Stored data:
○ ○ ○

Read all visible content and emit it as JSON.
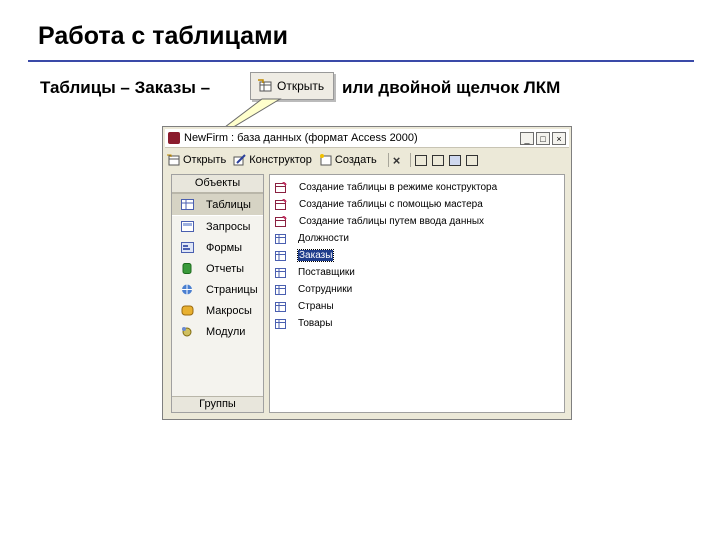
{
  "slide": {
    "title": "Работа с таблицами",
    "subtitle_prefix": "Таблицы – Заказы –",
    "subtitle_suffix": "или двойной щелчок ЛКМ",
    "callout_button": {
      "label": "Открыть",
      "icon": "open-table-icon"
    }
  },
  "window": {
    "title": "NewFirm : база данных (формат Access 2000)",
    "controls": {
      "minimize": "_",
      "maximize": "□",
      "close": "×"
    },
    "toolbar": {
      "open_label": "Открыть",
      "design_label": "Конструктор",
      "create_label": "Создать",
      "delete_icon": "×"
    },
    "objects_panel": {
      "header": "Объекты",
      "items": [
        {
          "label": "Таблицы",
          "icon": "tables-icon"
        },
        {
          "label": "Запросы",
          "icon": "queries-icon"
        },
        {
          "label": "Формы",
          "icon": "forms-icon"
        },
        {
          "label": "Отчеты",
          "icon": "reports-icon"
        },
        {
          "label": "Страницы",
          "icon": "pages-icon"
        },
        {
          "label": "Макросы",
          "icon": "macros-icon"
        },
        {
          "label": "Модули",
          "icon": "modules-icon"
        }
      ],
      "active_index": 0,
      "footer": "Группы"
    },
    "object_list": {
      "wizards": [
        "Создание таблицы в режиме конструктора",
        "Создание таблицы с помощью мастера",
        "Создание таблицы путем ввода данных"
      ],
      "tables": [
        "Должности",
        "Заказы",
        "Поставщики",
        "Сотрудники",
        "Страны",
        "Товары"
      ],
      "selected": "Заказы"
    }
  },
  "colors": {
    "accent": "#3a4aa8",
    "selection": "#1f3d8c",
    "window_bg": "#ece9d8"
  }
}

○ ○ ○

■ Written instruction:
Point out every line holding the string "Заказы" and copy it.

■ Finished exercise:
    "subtitle_prefix": "Таблицы – Заказы –",
        "Заказы",
      "selected": "Заказы"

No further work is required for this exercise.